SHORT TASK: Repeat exactly the lines below from the line that contains "Transcribe this image's" to the last line, inclusive, without the pictures.

[Records that describe figures]
>> Start

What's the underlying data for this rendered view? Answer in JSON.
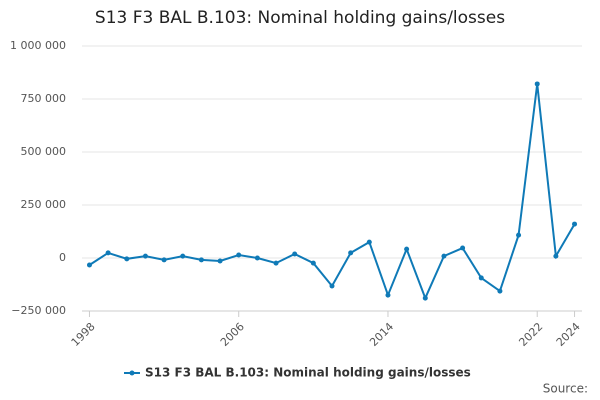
{
  "chart_data": {
    "type": "line",
    "title": "S13 F3 BAL B.103: Nominal holding gains/losses",
    "x": [
      1998,
      1999,
      2000,
      2001,
      2002,
      2003,
      2004,
      2005,
      2006,
      2007,
      2008,
      2009,
      2010,
      2011,
      2012,
      2013,
      2014,
      2015,
      2016,
      2017,
      2018,
      2019,
      2020,
      2021,
      2022,
      2023,
      2024
    ],
    "series": [
      {
        "name": "S13 F3 BAL B.103: Nominal holding gains/losses",
        "color": "#0f7ab7",
        "values": [
          -33000,
          24000,
          -4000,
          9000,
          -9000,
          9000,
          -9000,
          -14000,
          14000,
          0,
          -24000,
          19000,
          -24000,
          -132000,
          24000,
          75000,
          -175000,
          42000,
          -189000,
          9000,
          47000,
          -94000,
          -156000,
          108000,
          821000,
          9000,
          160000
        ]
      }
    ],
    "xlim": [
      1997.6,
      2024.4
    ],
    "xticks": [
      1998,
      2006,
      2014,
      2022,
      2024
    ],
    "ylim": [
      -250000,
      1000000
    ],
    "yticks": [
      {
        "value": -250000,
        "label": "−250 000"
      },
      0,
      {
        "value": 250000,
        "label": "250 000"
      },
      {
        "value": 500000,
        "label": "500 000"
      },
      {
        "value": 750000,
        "label": "750 000"
      },
      {
        "value": 1000000,
        "label": "1 000 000"
      }
    ],
    "grid": true,
    "legend": "bottom",
    "source": "Source:"
  }
}
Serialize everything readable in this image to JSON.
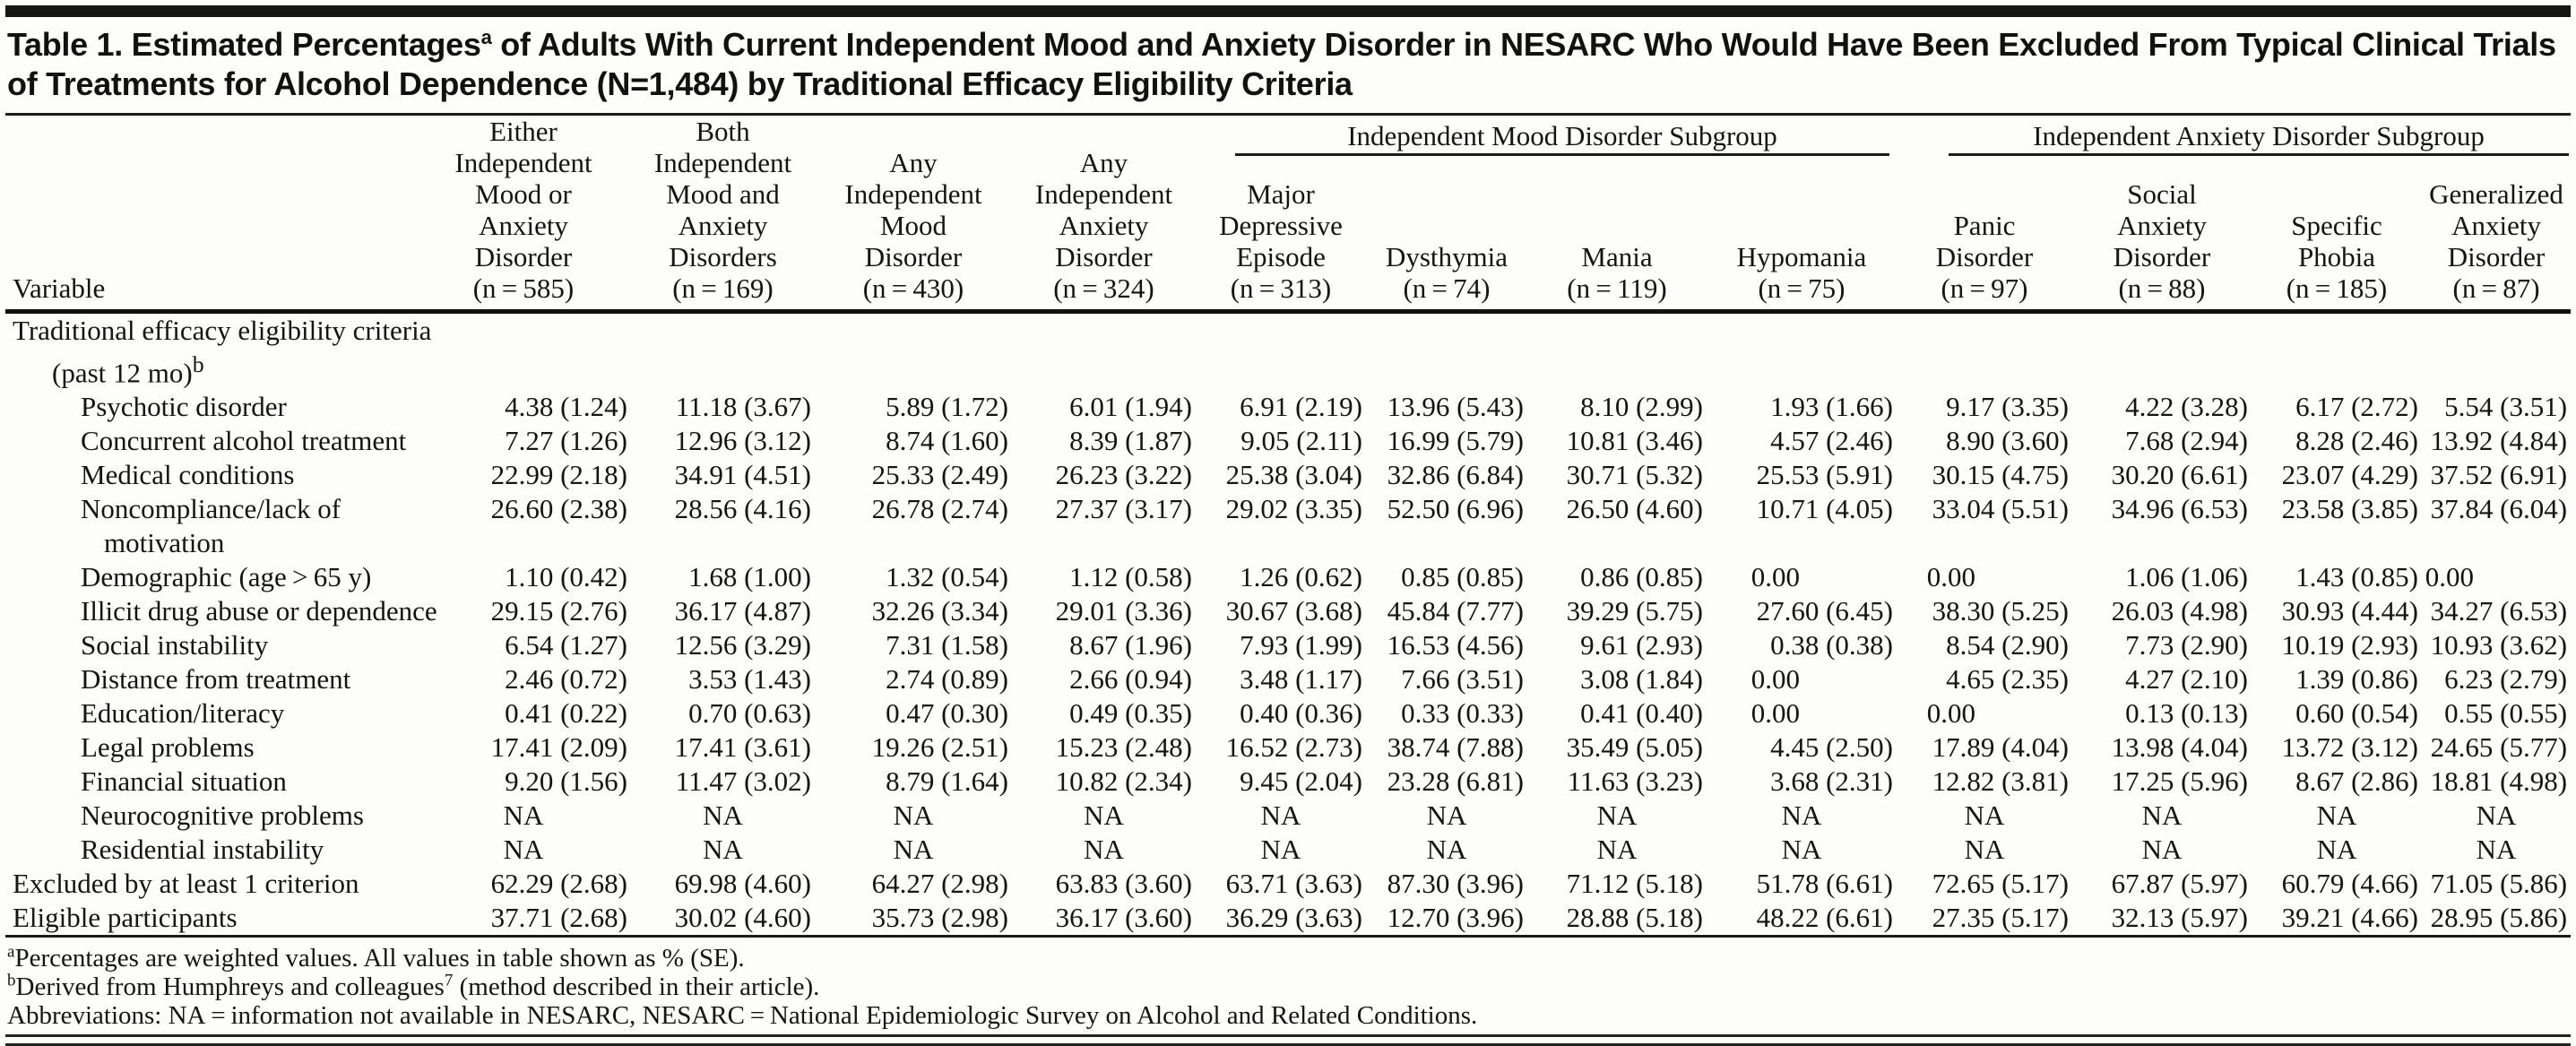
{
  "colors": {
    "text": "#141414",
    "rules": "#1a1a1a",
    "title_bar": "#161616",
    "background": "#fdfdfc"
  },
  "title": {
    "pre": "Table 1. Estimated Percentages",
    "sup": "a",
    "post": " of Adults With Current Independent Mood and Anxiety Disorder in NESARC Who Would Have Been Excluded From Typical Clinical Trials of Treatments for Alcohol Dependence (N=1,484) by Traditional Efficacy Eligibility Criteria"
  },
  "table": {
    "variable_header": "Variable",
    "groups": [
      {
        "label": "Independent Mood Disorder Subgroup",
        "span": 4
      },
      {
        "label": "Independent Anxiety Disorder Subgroup",
        "span": 4
      }
    ],
    "columns": [
      {
        "lines": [
          "Either",
          "Independent",
          "Mood or",
          "Anxiety",
          "Disorder",
          "(n = 585)"
        ]
      },
      {
        "lines": [
          "Both",
          "Independent",
          "Mood and",
          "Anxiety",
          "Disorders",
          "(n = 169)"
        ]
      },
      {
        "lines": [
          "Any",
          "Independent",
          "Mood",
          "Disorder",
          "(n = 430)"
        ]
      },
      {
        "lines": [
          "Any",
          "Independent",
          "Anxiety",
          "Disorder",
          "(n = 324)"
        ]
      },
      {
        "lines": [
          "Major",
          "Depressive",
          "Episode",
          "(n = 313)"
        ]
      },
      {
        "lines": [
          "Dysthymia",
          "(n = 74)"
        ]
      },
      {
        "lines": [
          "Mania",
          "(n = 119)"
        ]
      },
      {
        "lines": [
          "Hypomania",
          "(n = 75)"
        ]
      },
      {
        "lines": [
          "Panic",
          "Disorder",
          "(n = 97)"
        ]
      },
      {
        "lines": [
          "Social",
          "Anxiety",
          "Disorder",
          "(n = 88)"
        ]
      },
      {
        "lines": [
          "Specific",
          "Phobia",
          "(n = 185)"
        ]
      },
      {
        "lines": [
          "Generalized",
          "Anxiety",
          "Disorder",
          "(n = 87)"
        ]
      }
    ],
    "rows": [
      {
        "label": "Traditional efficacy eligibility criteria",
        "indent": 0,
        "values": null
      },
      {
        "label": "(past 12 mo)",
        "label_sup": "b",
        "indent": 1,
        "values": null
      },
      {
        "label": "Psychotic disorder",
        "indent": 2,
        "values": [
          "4.38 (1.24)",
          "11.18 (3.67)",
          "5.89 (1.72)",
          "6.01 (1.94)",
          "6.91 (2.19)",
          "13.96 (5.43)",
          "8.10 (2.99)",
          "1.93 (1.66)",
          "9.17 (3.35)",
          "4.22 (3.28)",
          "6.17 (2.72)",
          "5.54 (3.51)"
        ]
      },
      {
        "label": "Concurrent alcohol treatment",
        "indent": 2,
        "values": [
          "7.27 (1.26)",
          "12.96 (3.12)",
          "8.74 (1.60)",
          "8.39 (1.87)",
          "9.05 (2.11)",
          "16.99 (5.79)",
          "10.81 (3.46)",
          "4.57 (2.46)",
          "8.90 (3.60)",
          "7.68 (2.94)",
          "8.28 (2.46)",
          "13.92 (4.84)"
        ]
      },
      {
        "label": "Medical conditions",
        "indent": 2,
        "values": [
          "22.99 (2.18)",
          "34.91 (4.51)",
          "25.33 (2.49)",
          "26.23 (3.22)",
          "25.38 (3.04)",
          "32.86 (6.84)",
          "30.71 (5.32)",
          "25.53 (5.91)",
          "30.15 (4.75)",
          "30.20 (6.61)",
          "23.07 (4.29)",
          "37.52 (6.91)"
        ]
      },
      {
        "label": "Noncompliance/lack of",
        "indent": 2,
        "values": [
          "26.60 (2.38)",
          "28.56 (4.16)",
          "26.78 (2.74)",
          "27.37 (3.17)",
          "29.02 (3.35)",
          "52.50 (6.96)",
          "26.50 (4.60)",
          "10.71 (4.05)",
          "33.04 (5.51)",
          "34.96 (6.53)",
          "23.58 (3.85)",
          "37.84 (6.04)"
        ]
      },
      {
        "label": "motivation",
        "indent": 3,
        "values": null
      },
      {
        "label": "Demographic (age > 65 y)",
        "indent": 2,
        "values": [
          "1.10 (0.42)",
          "1.68 (1.00)",
          "1.32 (0.54)",
          "1.12 (0.58)",
          "1.26 (0.62)",
          "0.85 (0.85)",
          "0.86 (0.85)",
          "0.00",
          "0.00",
          "1.06 (1.06)",
          "1.43 (0.85)",
          "0.00"
        ]
      },
      {
        "label": "Illicit drug abuse or dependence",
        "indent": 2,
        "values": [
          "29.15 (2.76)",
          "36.17 (4.87)",
          "32.26 (3.34)",
          "29.01 (3.36)",
          "30.67 (3.68)",
          "45.84 (7.77)",
          "39.29 (5.75)",
          "27.60 (6.45)",
          "38.30 (5.25)",
          "26.03 (4.98)",
          "30.93 (4.44)",
          "34.27 (6.53)"
        ]
      },
      {
        "label": "Social instability",
        "indent": 2,
        "values": [
          "6.54 (1.27)",
          "12.56 (3.29)",
          "7.31 (1.58)",
          "8.67 (1.96)",
          "7.93 (1.99)",
          "16.53 (4.56)",
          "9.61 (2.93)",
          "0.38 (0.38)",
          "8.54 (2.90)",
          "7.73 (2.90)",
          "10.19 (2.93)",
          "10.93 (3.62)"
        ]
      },
      {
        "label": "Distance from treatment",
        "indent": 2,
        "values": [
          "2.46 (0.72)",
          "3.53 (1.43)",
          "2.74 (0.89)",
          "2.66 (0.94)",
          "3.48 (1.17)",
          "7.66 (3.51)",
          "3.08 (1.84)",
          "0.00",
          "4.65 (2.35)",
          "4.27 (2.10)",
          "1.39 (0.86)",
          "6.23 (2.79)"
        ]
      },
      {
        "label": "Education/literacy",
        "indent": 2,
        "values": [
          "0.41 (0.22)",
          "0.70 (0.63)",
          "0.47 (0.30)",
          "0.49 (0.35)",
          "0.40 (0.36)",
          "0.33 (0.33)",
          "0.41 (0.40)",
          "0.00",
          "0.00",
          "0.13 (0.13)",
          "0.60 (0.54)",
          "0.55 (0.55)"
        ]
      },
      {
        "label": "Legal problems",
        "indent": 2,
        "values": [
          "17.41 (2.09)",
          "17.41 (3.61)",
          "19.26 (2.51)",
          "15.23 (2.48)",
          "16.52 (2.73)",
          "38.74 (7.88)",
          "35.49 (5.05)",
          "4.45 (2.50)",
          "17.89 (4.04)",
          "13.98 (4.04)",
          "13.72 (3.12)",
          "24.65 (5.77)"
        ]
      },
      {
        "label": "Financial situation",
        "indent": 2,
        "values": [
          "9.20 (1.56)",
          "11.47 (3.02)",
          "8.79 (1.64)",
          "10.82 (2.34)",
          "9.45 (2.04)",
          "23.28 (6.81)",
          "11.63 (3.23)",
          "3.68 (2.31)",
          "12.82 (3.81)",
          "17.25 (5.96)",
          "8.67 (2.86)",
          "18.81 (4.98)"
        ]
      },
      {
        "label": "Neurocognitive problems",
        "indent": 2,
        "values": [
          "NA",
          "NA",
          "NA",
          "NA",
          "NA",
          "NA",
          "NA",
          "NA",
          "NA",
          "NA",
          "NA",
          "NA"
        ]
      },
      {
        "label": "Residential instability",
        "indent": 2,
        "values": [
          "NA",
          "NA",
          "NA",
          "NA",
          "NA",
          "NA",
          "NA",
          "NA",
          "NA",
          "NA",
          "NA",
          "NA"
        ]
      },
      {
        "label": "Excluded by at least 1 criterion",
        "indent": 0,
        "values": [
          "62.29 (2.68)",
          "69.98 (4.60)",
          "64.27 (2.98)",
          "63.83 (3.60)",
          "63.71 (3.63)",
          "87.30 (3.96)",
          "71.12 (5.18)",
          "51.78 (6.61)",
          "72.65 (5.17)",
          "67.87 (5.97)",
          "60.79 (4.66)",
          "71.05 (5.86)"
        ]
      },
      {
        "label": "Eligible participants",
        "indent": 0,
        "values": [
          "37.71 (2.68)",
          "30.02 (4.60)",
          "35.73 (2.98)",
          "36.17 (3.60)",
          "36.29 (3.63)",
          "12.70 (3.96)",
          "28.88 (5.18)",
          "48.22 (6.61)",
          "27.35 (5.17)",
          "32.13 (5.97)",
          "39.21 (4.66)",
          "28.95 (5.86)"
        ]
      }
    ]
  },
  "footnotes": [
    [
      {
        "sup": "a"
      },
      {
        "text": "Percentages are weighted values. All values in table shown as % (SE)."
      }
    ],
    [
      {
        "sup": "b"
      },
      {
        "text": "Derived from Humphreys and colleagues"
      },
      {
        "sup": "7"
      },
      {
        "text": " (method described in their article)."
      }
    ],
    [
      {
        "text": "Abbreviations: NA = information not available in NESARC, NESARC = National Epidemiologic Survey on Alcohol and Related Conditions."
      }
    ]
  ]
}
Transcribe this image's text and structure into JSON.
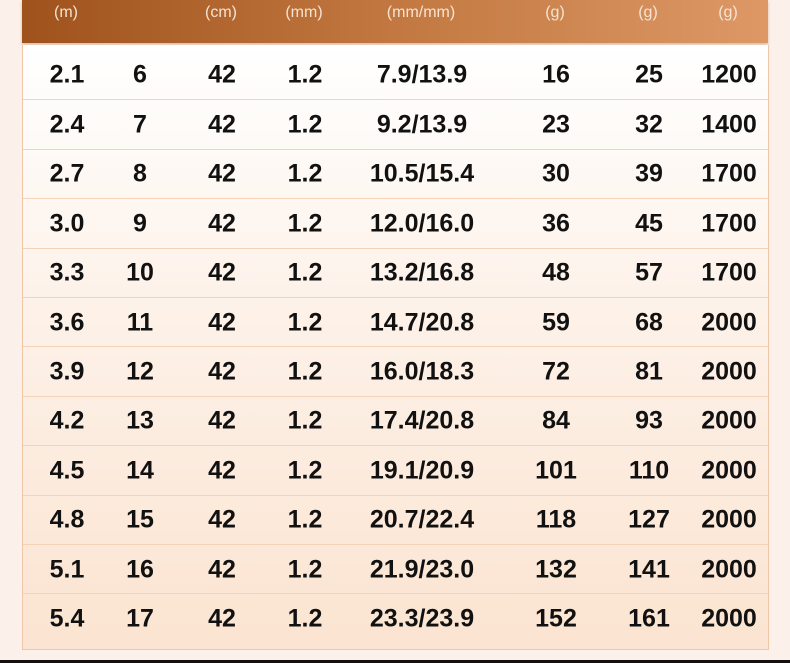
{
  "headers": [
    "(m)",
    "",
    "(cm)",
    "(mm)",
    "(mm/mm)",
    "(g)",
    "(g)",
    "(g)"
  ],
  "rows": [
    [
      "2.1",
      "6",
      "42",
      "1.2",
      "7.9/13.9",
      "16",
      "25",
      "1200"
    ],
    [
      "2.4",
      "7",
      "42",
      "1.2",
      "9.2/13.9",
      "23",
      "32",
      "1400"
    ],
    [
      "2.7",
      "8",
      "42",
      "1.2",
      "10.5/15.4",
      "30",
      "39",
      "1700"
    ],
    [
      "3.0",
      "9",
      "42",
      "1.2",
      "12.0/16.0",
      "36",
      "45",
      "1700"
    ],
    [
      "3.3",
      "10",
      "42",
      "1.2",
      "13.2/16.8",
      "48",
      "57",
      "1700"
    ],
    [
      "3.6",
      "11",
      "42",
      "1.2",
      "14.7/20.8",
      "59",
      "68",
      "2000"
    ],
    [
      "3.9",
      "12",
      "42",
      "1.2",
      "16.0/18.3",
      "72",
      "81",
      "2000"
    ],
    [
      "4.2",
      "13",
      "42",
      "1.2",
      "17.4/20.8",
      "84",
      "93",
      "2000"
    ],
    [
      "4.5",
      "14",
      "42",
      "1.2",
      "19.1/20.9",
      "101",
      "110",
      "2000"
    ],
    [
      "4.8",
      "15",
      "42",
      "1.2",
      "20.7/22.4",
      "118",
      "127",
      "2000"
    ],
    [
      "5.1",
      "16",
      "42",
      "1.2",
      "21.9/23.0",
      "132",
      "141",
      "2000"
    ],
    [
      "5.4",
      "17",
      "42",
      "1.2",
      "23.3/23.9",
      "152",
      "161",
      "2000"
    ]
  ],
  "colors": {
    "header_start": "#9f521c",
    "header_end": "#dd9866",
    "text": "#111111"
  }
}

>> End

SOLUTION TO THE PROBLEM:
Transcribe this image's text and structure into JSON.
{
  "headers": [
    "(m)",
    "",
    "(cm)",
    "(mm)",
    "(mm/mm)",
    "(g)",
    "(g)",
    "(g)"
  ],
  "rows": [
    [
      "2.1",
      "6",
      "42",
      "1.2",
      "7.9/13.9",
      "16",
      "25",
      "1200"
    ],
    [
      "2.4",
      "7",
      "42",
      "1.2",
      "9.2/13.9",
      "23",
      "32",
      "1400"
    ],
    [
      "2.7",
      "8",
      "42",
      "1.2",
      "10.5/15.4",
      "30",
      "39",
      "1700"
    ],
    [
      "3.0",
      "9",
      "42",
      "1.2",
      "12.0/16.0",
      "36",
      "45",
      "1700"
    ],
    [
      "3.3",
      "10",
      "42",
      "1.2",
      "13.2/16.8",
      "48",
      "57",
      "1700"
    ],
    [
      "3.6",
      "11",
      "42",
      "1.2",
      "14.7/20.8",
      "59",
      "68",
      "2000"
    ],
    [
      "3.9",
      "12",
      "42",
      "1.2",
      "16.0/18.3",
      "72",
      "81",
      "2000"
    ],
    [
      "4.2",
      "13",
      "42",
      "1.2",
      "17.4/20.8",
      "84",
      "93",
      "2000"
    ],
    [
      "4.5",
      "14",
      "42",
      "1.2",
      "19.1/20.9",
      "101",
      "110",
      "2000"
    ],
    [
      "4.8",
      "15",
      "42",
      "1.2",
      "20.7/22.4",
      "118",
      "127",
      "2000"
    ],
    [
      "5.1",
      "16",
      "42",
      "1.2",
      "21.9/23.0",
      "132",
      "141",
      "2000"
    ],
    [
      "5.4",
      "17",
      "42",
      "1.2",
      "23.3/23.9",
      "152",
      "161",
      "2000"
    ]
  ],
  "colors": {
    "header_start": "#9f521c",
    "header_end": "#dd9866",
    "text": "#111111"
  }
}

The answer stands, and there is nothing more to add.